§ **TASK TO COMPLETE**
Copy out the listing that follows, exactly, without its pictures.
-------- EXERCISE INPUT --------
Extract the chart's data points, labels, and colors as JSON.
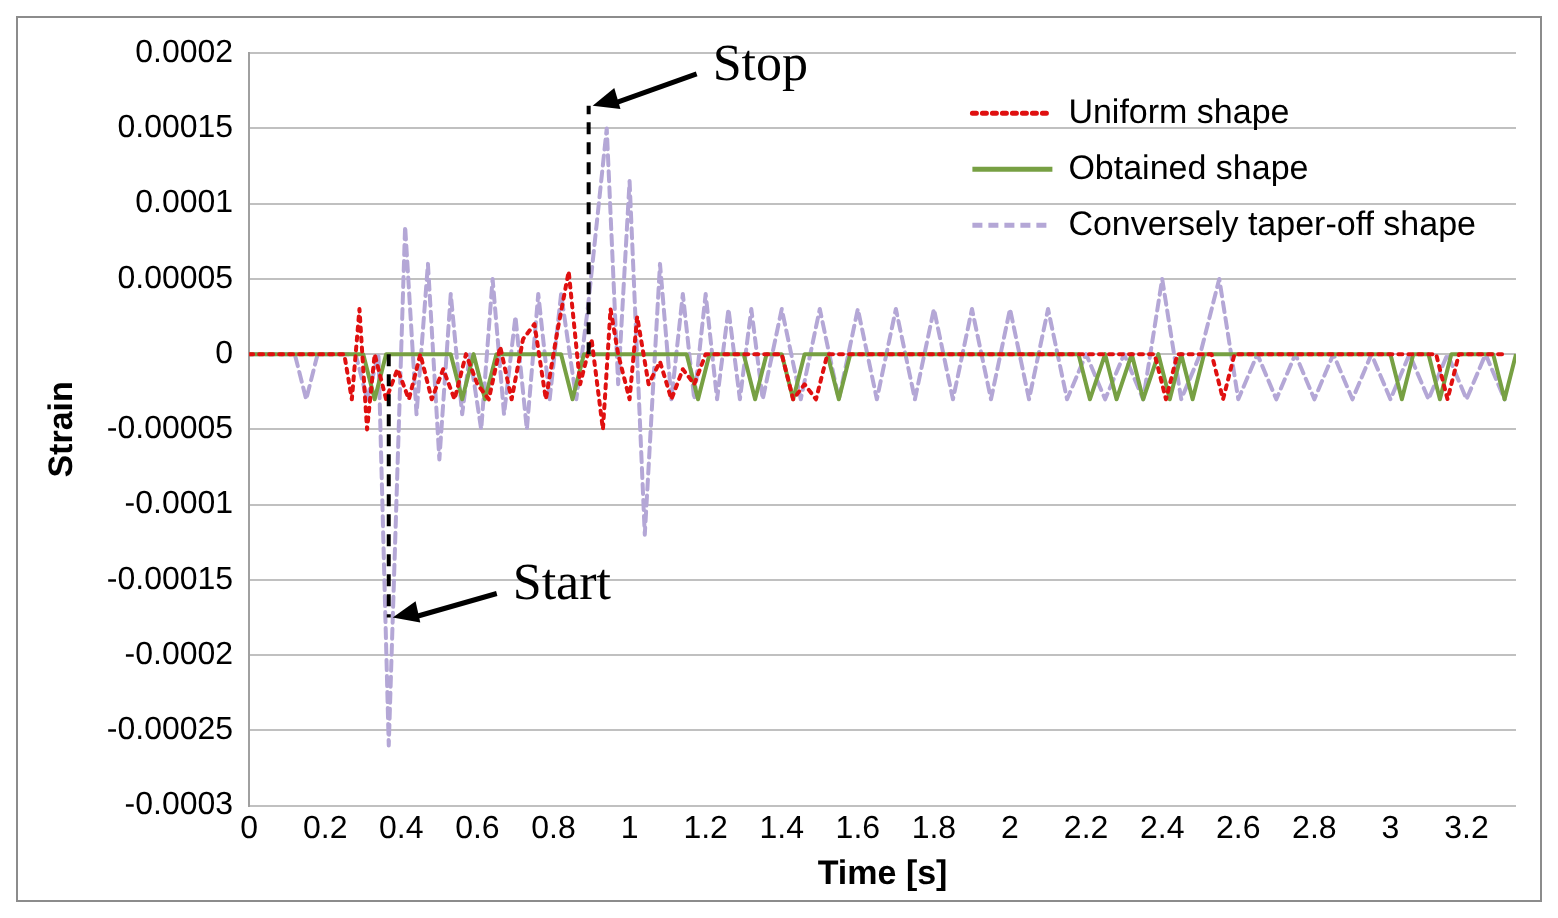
{
  "chart_data": {
    "type": "line",
    "xlabel": "Time [s]",
    "ylabel": "Strain",
    "xlim": [
      0,
      3.33
    ],
    "xticks": [
      0,
      0.2,
      0.4,
      0.6,
      0.8,
      1,
      1.2,
      1.4,
      1.6,
      1.8,
      2,
      2.2,
      2.4,
      2.6,
      2.8,
      3,
      3.2
    ],
    "ylim": [
      -0.0003,
      0.0002
    ],
    "yticks": [
      -0.0003,
      -0.00025,
      -0.0002,
      -0.00015,
      -0.0001,
      {
        "value": -5e-05,
        "label": "-0.00005"
      },
      0,
      {
        "value": 5e-05,
        "label": "0.00005"
      },
      0.0001,
      0.00015,
      0.0002
    ],
    "grid": "y",
    "legend": "top right",
    "marker": "none",
    "annotations": [
      {
        "text": "Start",
        "x": 0.367,
        "y": -0.000175
      },
      "Stop"
    ],
    "series": [
      {
        "name": "Uniform shape",
        "color": "#e01010",
        "line_style": "dotted",
        "x": [
          0,
          0.25,
          0.27,
          0.29,
          0.31,
          0.33,
          0.36,
          0.39,
          0.42,
          0.45,
          0.48,
          0.51,
          0.54,
          0.57,
          0.6,
          0.63,
          0.66,
          0.69,
          0.72,
          0.75,
          0.78,
          0.81,
          0.84,
          0.87,
          0.9,
          0.93,
          0.95,
          0.97,
          1,
          1.02,
          1.05,
          1.08,
          1.11,
          1.14,
          1.17,
          1.2,
          1.4,
          1.43,
          1.46,
          1.49,
          1.52,
          2.38,
          2.41,
          2.44,
          2.53,
          2.56,
          2.59,
          3.12,
          3.15,
          3.18,
          3.3
        ],
        "values": [
          0,
          0,
          -3e-05,
          3e-05,
          -5e-05,
          0,
          -3e-05,
          -1e-05,
          -3e-05,
          0,
          -3e-05,
          -1e-05,
          -3e-05,
          0,
          -2e-05,
          -3e-05,
          5e-06,
          -3e-05,
          1e-05,
          2e-05,
          -3e-05,
          1.5e-05,
          5.5e-05,
          -2e-05,
          1e-05,
          -5e-05,
          3e-05,
          0,
          -3e-05,
          2.5e-05,
          -2e-05,
          -5e-06,
          -3e-05,
          -1e-05,
          -2e-05,
          0,
          0,
          -3e-05,
          -2e-05,
          -3e-05,
          0,
          0,
          -3e-05,
          0,
          0,
          -3e-05,
          0,
          0,
          -3e-05,
          0,
          0
        ]
      },
      {
        "name": "Obtained shape",
        "color": "#77a043",
        "line_style": "solid",
        "x": [
          0,
          0.3,
          0.33,
          0.36,
          0.53,
          0.56,
          0.59,
          0.62,
          0.65,
          0.82,
          0.85,
          0.88,
          1.15,
          1.18,
          1.21,
          1.3,
          1.33,
          1.36,
          1.4,
          1.43,
          1.46,
          1.52,
          1.55,
          1.58,
          2.18,
          2.21,
          2.25,
          2.28,
          2.32,
          2.35,
          2.39,
          2.42,
          2.45,
          2.48,
          2.51,
          3,
          3.03,
          3.06,
          3.1,
          3.13,
          3.16,
          3.27,
          3.3,
          3.33
        ],
        "values": [
          0,
          0,
          -3e-05,
          0,
          0,
          -3e-05,
          0,
          -3e-05,
          0,
          0,
          -3e-05,
          0,
          0,
          -3e-05,
          0,
          0,
          -3e-05,
          0,
          0,
          -3e-05,
          0,
          0,
          -3e-05,
          0,
          0,
          -3e-05,
          0,
          -3e-05,
          0,
          -3e-05,
          0,
          -3e-05,
          0,
          -3e-05,
          0,
          0,
          -3e-05,
          0,
          0,
          -3e-05,
          0,
          0,
          -3e-05,
          0
        ]
      },
      {
        "name": "Conversely taper-off shape",
        "color": "#b4a7d6",
        "line_style": "dashed",
        "x": [
          0,
          0.12,
          0.15,
          0.18,
          0.28,
          0.31,
          0.34,
          0.367,
          0.41,
          0.44,
          0.47,
          0.5,
          0.53,
          0.56,
          0.58,
          0.61,
          0.64,
          0.67,
          0.7,
          0.73,
          0.76,
          0.79,
          0.82,
          0.86,
          0.89,
          0.94,
          0.97,
          1,
          1.04,
          1.08,
          1.11,
          1.14,
          1.17,
          1.2,
          1.23,
          1.26,
          1.29,
          1.32,
          1.35,
          1.4,
          1.45,
          1.5,
          1.55,
          1.6,
          1.65,
          1.7,
          1.75,
          1.8,
          1.85,
          1.9,
          1.95,
          2,
          2.05,
          2.1,
          2.15,
          2.2,
          2.25,
          2.3,
          2.35,
          2.4,
          2.45,
          2.5,
          2.55,
          2.6,
          2.65,
          2.7,
          2.75,
          2.8,
          2.85,
          2.9,
          2.95,
          3,
          3.05,
          3.1,
          3.15,
          3.2,
          3.25,
          3.3
        ],
        "values": [
          0,
          0,
          -3e-05,
          0,
          0,
          -3e-05,
          0,
          -0.00026,
          8.5e-05,
          -4e-05,
          6e-05,
          -7e-05,
          4e-05,
          -4e-05,
          0,
          -5e-05,
          5e-05,
          -4e-05,
          2.5e-05,
          -5e-05,
          4e-05,
          -3e-05,
          4e-05,
          -3e-05,
          3e-05,
          0.00015,
          -2e-05,
          0.000115,
          -0.00012,
          6e-05,
          -3e-05,
          4e-05,
          -3e-05,
          4e-05,
          -3e-05,
          3e-05,
          -3e-05,
          3e-05,
          -3e-05,
          3e-05,
          -3e-05,
          3e-05,
          -3e-05,
          3e-05,
          -3e-05,
          3e-05,
          -3e-05,
          3e-05,
          -3e-05,
          3e-05,
          -3e-05,
          3e-05,
          -3e-05,
          3e-05,
          -3e-05,
          0,
          -3e-05,
          0,
          -3e-05,
          5e-05,
          -3e-05,
          0,
          5e-05,
          -3e-05,
          0,
          -3e-05,
          0,
          -3e-05,
          0,
          -3e-05,
          0,
          -3e-05,
          0,
          -3e-05,
          0,
          -3e-05,
          0,
          -3e-05
        ]
      }
    ]
  }
}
--------
§ **THE SOLUTION**
Extract the chart's data points, labels, and colors as JSON.
{
  "chart_data": {
    "type": "line",
    "xlabel": "Time [s]",
    "ylabel": "Strain",
    "xlim": [
      0,
      3.33
    ],
    "xticks": [
      0,
      0.2,
      0.4,
      0.6,
      0.8,
      1,
      1.2,
      1.4,
      1.6,
      1.8,
      2,
      2.2,
      2.4,
      2.6,
      2.8,
      3,
      3.2
    ],
    "ylim": [
      -0.0003,
      0.0002
    ],
    "yticks": [
      -0.0003,
      -0.00025,
      -0.0002,
      -0.00015,
      -0.0001,
      {
        "value": -5e-05,
        "label": "-0.00005"
      },
      0,
      {
        "value": 5e-05,
        "label": "0.00005"
      },
      0.0001,
      0.00015,
      0.0002
    ],
    "grid": "y",
    "legend": "top right",
    "marker": "none",
    "annotations": [
      {
        "text": "Start",
        "x": 0.367,
        "y": -0.000175
      },
      "Stop"
    ],
    "series": [
      {
        "name": "Uniform shape",
        "color": "#e01010",
        "line_style": "dotted",
        "x": [
          0,
          0.25,
          0.27,
          0.29,
          0.31,
          0.33,
          0.36,
          0.39,
          0.42,
          0.45,
          0.48,
          0.51,
          0.54,
          0.57,
          0.6,
          0.63,
          0.66,
          0.69,
          0.72,
          0.75,
          0.78,
          0.81,
          0.84,
          0.87,
          0.9,
          0.93,
          0.95,
          0.97,
          1,
          1.02,
          1.05,
          1.08,
          1.11,
          1.14,
          1.17,
          1.2,
          1.4,
          1.43,
          1.46,
          1.49,
          1.52,
          2.38,
          2.41,
          2.44,
          2.53,
          2.56,
          2.59,
          3.12,
          3.15,
          3.18,
          3.3
        ],
        "values": [
          0,
          0,
          -3e-05,
          3e-05,
          -5e-05,
          0,
          -3e-05,
          -1e-05,
          -3e-05,
          0,
          -3e-05,
          -1e-05,
          -3e-05,
          0,
          -2e-05,
          -3e-05,
          5e-06,
          -3e-05,
          1e-05,
          2e-05,
          -3e-05,
          1.5e-05,
          5.5e-05,
          -2e-05,
          1e-05,
          -5e-05,
          3e-05,
          0,
          -3e-05,
          2.5e-05,
          -2e-05,
          -5e-06,
          -3e-05,
          -1e-05,
          -2e-05,
          0,
          0,
          -3e-05,
          -2e-05,
          -3e-05,
          0,
          0,
          -3e-05,
          0,
          0,
          -3e-05,
          0,
          0,
          -3e-05,
          0,
          0
        ]
      },
      {
        "name": "Obtained shape",
        "color": "#77a043",
        "line_style": "solid",
        "x": [
          0,
          0.3,
          0.33,
          0.36,
          0.53,
          0.56,
          0.59,
          0.62,
          0.65,
          0.82,
          0.85,
          0.88,
          1.15,
          1.18,
          1.21,
          1.3,
          1.33,
          1.36,
          1.4,
          1.43,
          1.46,
          1.52,
          1.55,
          1.58,
          2.18,
          2.21,
          2.25,
          2.28,
          2.32,
          2.35,
          2.39,
          2.42,
          2.45,
          2.48,
          2.51,
          3,
          3.03,
          3.06,
          3.1,
          3.13,
          3.16,
          3.27,
          3.3,
          3.33
        ],
        "values": [
          0,
          0,
          -3e-05,
          0,
          0,
          -3e-05,
          0,
          -3e-05,
          0,
          0,
          -3e-05,
          0,
          0,
          -3e-05,
          0,
          0,
          -3e-05,
          0,
          0,
          -3e-05,
          0,
          0,
          -3e-05,
          0,
          0,
          -3e-05,
          0,
          -3e-05,
          0,
          -3e-05,
          0,
          -3e-05,
          0,
          -3e-05,
          0,
          0,
          -3e-05,
          0,
          0,
          -3e-05,
          0,
          0,
          -3e-05,
          0
        ]
      },
      {
        "name": "Conversely taper-off shape",
        "color": "#b4a7d6",
        "line_style": "dashed",
        "x": [
          0,
          0.12,
          0.15,
          0.18,
          0.28,
          0.31,
          0.34,
          0.367,
          0.41,
          0.44,
          0.47,
          0.5,
          0.53,
          0.56,
          0.58,
          0.61,
          0.64,
          0.67,
          0.7,
          0.73,
          0.76,
          0.79,
          0.82,
          0.86,
          0.89,
          0.94,
          0.97,
          1,
          1.04,
          1.08,
          1.11,
          1.14,
          1.17,
          1.2,
          1.23,
          1.26,
          1.29,
          1.32,
          1.35,
          1.4,
          1.45,
          1.5,
          1.55,
          1.6,
          1.65,
          1.7,
          1.75,
          1.8,
          1.85,
          1.9,
          1.95,
          2,
          2.05,
          2.1,
          2.15,
          2.2,
          2.25,
          2.3,
          2.35,
          2.4,
          2.45,
          2.5,
          2.55,
          2.6,
          2.65,
          2.7,
          2.75,
          2.8,
          2.85,
          2.9,
          2.95,
          3,
          3.05,
          3.1,
          3.15,
          3.2,
          3.25,
          3.3
        ],
        "values": [
          0,
          0,
          -3e-05,
          0,
          0,
          -3e-05,
          0,
          -0.00026,
          8.5e-05,
          -4e-05,
          6e-05,
          -7e-05,
          4e-05,
          -4e-05,
          0,
          -5e-05,
          5e-05,
          -4e-05,
          2.5e-05,
          -5e-05,
          4e-05,
          -3e-05,
          4e-05,
          -3e-05,
          3e-05,
          0.00015,
          -2e-05,
          0.000115,
          -0.00012,
          6e-05,
          -3e-05,
          4e-05,
          -3e-05,
          4e-05,
          -3e-05,
          3e-05,
          -3e-05,
          3e-05,
          -3e-05,
          3e-05,
          -3e-05,
          3e-05,
          -3e-05,
          3e-05,
          -3e-05,
          3e-05,
          -3e-05,
          3e-05,
          -3e-05,
          3e-05,
          -3e-05,
          3e-05,
          -3e-05,
          3e-05,
          -3e-05,
          0,
          -3e-05,
          0,
          -3e-05,
          5e-05,
          -3e-05,
          0,
          5e-05,
          -3e-05,
          0,
          -3e-05,
          0,
          -3e-05,
          0,
          -3e-05,
          0,
          -3e-05,
          0,
          -3e-05,
          0,
          -3e-05,
          0,
          -3e-05
        ]
      }
    ]
  }
}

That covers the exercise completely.